Source data:
--------------------------------

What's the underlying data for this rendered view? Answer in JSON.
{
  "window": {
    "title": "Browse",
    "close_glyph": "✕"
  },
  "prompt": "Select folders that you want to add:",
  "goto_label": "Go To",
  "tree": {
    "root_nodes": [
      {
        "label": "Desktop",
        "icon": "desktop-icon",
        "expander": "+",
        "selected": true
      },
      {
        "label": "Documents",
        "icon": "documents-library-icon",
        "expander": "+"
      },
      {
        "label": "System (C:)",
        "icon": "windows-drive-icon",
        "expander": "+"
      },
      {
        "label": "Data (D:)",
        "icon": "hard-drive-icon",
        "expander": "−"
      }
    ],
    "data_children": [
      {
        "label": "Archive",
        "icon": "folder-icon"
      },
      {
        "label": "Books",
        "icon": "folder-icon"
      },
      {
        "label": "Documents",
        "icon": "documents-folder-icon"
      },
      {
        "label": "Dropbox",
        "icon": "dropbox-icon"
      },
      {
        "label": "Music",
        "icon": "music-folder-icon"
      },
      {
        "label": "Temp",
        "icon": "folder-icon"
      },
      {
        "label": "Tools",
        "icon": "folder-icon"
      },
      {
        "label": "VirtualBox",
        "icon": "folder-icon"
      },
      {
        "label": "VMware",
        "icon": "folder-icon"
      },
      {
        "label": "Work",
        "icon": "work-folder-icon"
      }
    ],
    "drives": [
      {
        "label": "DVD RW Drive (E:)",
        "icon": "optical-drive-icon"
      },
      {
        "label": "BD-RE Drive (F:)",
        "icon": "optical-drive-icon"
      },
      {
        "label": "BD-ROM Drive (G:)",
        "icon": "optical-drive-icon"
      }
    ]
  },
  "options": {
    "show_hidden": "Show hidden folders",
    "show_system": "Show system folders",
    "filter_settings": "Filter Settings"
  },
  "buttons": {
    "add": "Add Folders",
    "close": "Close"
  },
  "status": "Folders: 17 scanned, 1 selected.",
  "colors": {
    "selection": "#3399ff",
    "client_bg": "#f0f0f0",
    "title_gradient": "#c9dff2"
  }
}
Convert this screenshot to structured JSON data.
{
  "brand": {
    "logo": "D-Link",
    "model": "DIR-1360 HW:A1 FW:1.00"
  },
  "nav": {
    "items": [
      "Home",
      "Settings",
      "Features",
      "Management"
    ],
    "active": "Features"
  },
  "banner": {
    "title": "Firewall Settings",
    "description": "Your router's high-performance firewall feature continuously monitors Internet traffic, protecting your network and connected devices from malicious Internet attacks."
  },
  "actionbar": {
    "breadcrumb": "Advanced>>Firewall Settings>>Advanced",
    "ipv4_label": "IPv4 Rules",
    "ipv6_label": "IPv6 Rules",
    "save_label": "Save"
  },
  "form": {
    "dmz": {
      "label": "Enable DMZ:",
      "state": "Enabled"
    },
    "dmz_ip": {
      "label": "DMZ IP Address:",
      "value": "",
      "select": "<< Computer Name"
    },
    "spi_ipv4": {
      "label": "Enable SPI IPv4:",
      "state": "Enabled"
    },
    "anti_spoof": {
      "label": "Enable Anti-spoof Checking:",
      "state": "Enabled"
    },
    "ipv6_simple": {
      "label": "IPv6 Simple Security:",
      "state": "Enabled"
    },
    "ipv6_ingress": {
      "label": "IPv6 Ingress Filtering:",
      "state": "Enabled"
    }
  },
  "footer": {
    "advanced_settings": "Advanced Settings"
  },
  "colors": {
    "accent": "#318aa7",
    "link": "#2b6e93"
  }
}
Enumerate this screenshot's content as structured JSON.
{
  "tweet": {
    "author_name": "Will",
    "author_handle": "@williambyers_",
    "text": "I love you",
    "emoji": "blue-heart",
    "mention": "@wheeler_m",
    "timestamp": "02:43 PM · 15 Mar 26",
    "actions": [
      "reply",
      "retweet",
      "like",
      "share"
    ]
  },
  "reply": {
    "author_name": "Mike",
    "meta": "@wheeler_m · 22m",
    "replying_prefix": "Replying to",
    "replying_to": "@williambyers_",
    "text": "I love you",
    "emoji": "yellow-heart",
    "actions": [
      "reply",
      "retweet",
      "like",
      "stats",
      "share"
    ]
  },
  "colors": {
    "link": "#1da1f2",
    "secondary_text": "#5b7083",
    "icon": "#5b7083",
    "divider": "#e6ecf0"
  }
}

--------------------------------

● **Aim of the exercise**
Return all of the data word for word.

● **Correct output**
What's the underlying data for this rendered view? Answer in JSON.
{
  "window": {
    "title": "Browse",
    "close_glyph": "✕"
  },
  "prompt": "Select folders that you want to add:",
  "goto_label": "Go To",
  "tree": {
    "root_nodes": [
      {
        "label": "Desktop",
        "icon": "desktop-icon",
        "expander": "+",
        "selected": true
      },
      {
        "label": "Documents",
        "icon": "documents-library-icon",
        "expander": "+"
      },
      {
        "label": "System (C:)",
        "icon": "windows-drive-icon",
        "expander": "+"
      },
      {
        "label": "Data (D:)",
        "icon": "hard-drive-icon",
        "expander": "−"
      }
    ],
    "data_children": [
      {
        "label": "Archive",
        "icon": "folder-icon"
      },
      {
        "label": "Books",
        "icon": "folder-icon"
      },
      {
        "label": "Documents",
        "icon": "documents-folder-icon"
      },
      {
        "label": "Dropbox",
        "icon": "dropbox-icon"
      },
      {
        "label": "Music",
        "icon": "music-folder-icon"
      },
      {
        "label": "Temp",
        "icon": "folder-icon"
      },
      {
        "label": "Tools",
        "icon": "folder-icon"
      },
      {
        "label": "VirtualBox",
        "icon": "folder-icon"
      },
      {
        "label": "VMware",
        "icon": "folder-icon"
      },
      {
        "label": "Work",
        "icon": "work-folder-icon"
      }
    ],
    "drives": [
      {
        "label": "DVD RW Drive (E:)",
        "icon": "optical-drive-icon"
      },
      {
        "label": "BD-RE Drive (F:)",
        "icon": "optical-drive-icon"
      },
      {
        "label": "BD-ROM Drive (G:)",
        "icon": "optical-drive-icon"
      }
    ]
  },
  "options": {
    "show_hidden": "Show hidden folders",
    "show_system": "Show system folders",
    "filter_settings": "Filter Settings"
  },
  "buttons": {
    "add": "Add Folders",
    "close": "Close"
  },
  "status": "Folders: 17 scanned, 1 selected.",
  "colors": {
    "selection": "#3399ff",
    "client_bg": "#f0f0f0",
    "title_gradient": "#c9dff2"
  }
}
Convert this screenshot to structured JSON data.
{
  "brand": {
    "logo": "D-Link",
    "model": "DIR-1360 HW:A1 FW:1.00"
  },
  "nav": {
    "items": [
      "Home",
      "Settings",
      "Features",
      "Management"
    ],
    "active": "Features"
  },
  "banner": {
    "title": "Firewall Settings",
    "description": "Your router's high-performance firewall feature continuously monitors Internet traffic, protecting your network and connected devices from malicious Internet attacks."
  },
  "actionbar": {
    "breadcrumb": "Advanced>>Firewall Settings>>Advanced",
    "ipv4_label": "IPv4 Rules",
    "ipv6_label": "IPv6 Rules",
    "save_label": "Save"
  },
  "form": {
    "dmz": {
      "label": "Enable DMZ:",
      "state": "Enabled"
    },
    "dmz_ip": {
      "label": "DMZ IP Address:",
      "value": "",
      "select": "<< Computer Name"
    },
    "spi_ipv4": {
      "label": "Enable SPI IPv4:",
      "state": "Enabled"
    },
    "anti_spoof": {
      "label": "Enable Anti-spoof Checking:",
      "state": "Enabled"
    },
    "ipv6_simple": {
      "label": "IPv6 Simple Security:",
      "state": "Enabled"
    },
    "ipv6_ingress": {
      "label": "IPv6 Ingress Filtering:",
      "state": "Enabled"
    }
  },
  "footer": {
    "advanced_settings": "Advanced Settings"
  },
  "colors": {
    "accent": "#318aa7",
    "link": "#2b6e93"
  }
}
Enumerate this screenshot's content as structured JSON.
{
  "tweet": {
    "author_name": "Will",
    "author_handle": "@williambyers_",
    "text": "I love you",
    "emoji": "blue-heart",
    "mention": "@wheeler_m",
    "timestamp": "02:43 PM · 15 Mar 26",
    "actions": [
      "reply",
      "retweet",
      "like",
      "share"
    ]
  },
  "reply": {
    "author_name": "Mike",
    "meta": "@wheeler_m · 22m",
    "replying_prefix": "Replying to",
    "replying_to": "@williambyers_",
    "text": "I love you",
    "emoji": "yellow-heart",
    "actions": [
      "reply",
      "retweet",
      "like",
      "stats",
      "share"
    ]
  },
  "colors": {
    "link": "#1da1f2",
    "secondary_text": "#5b7083",
    "icon": "#5b7083",
    "divider": "#e6ecf0"
  }
}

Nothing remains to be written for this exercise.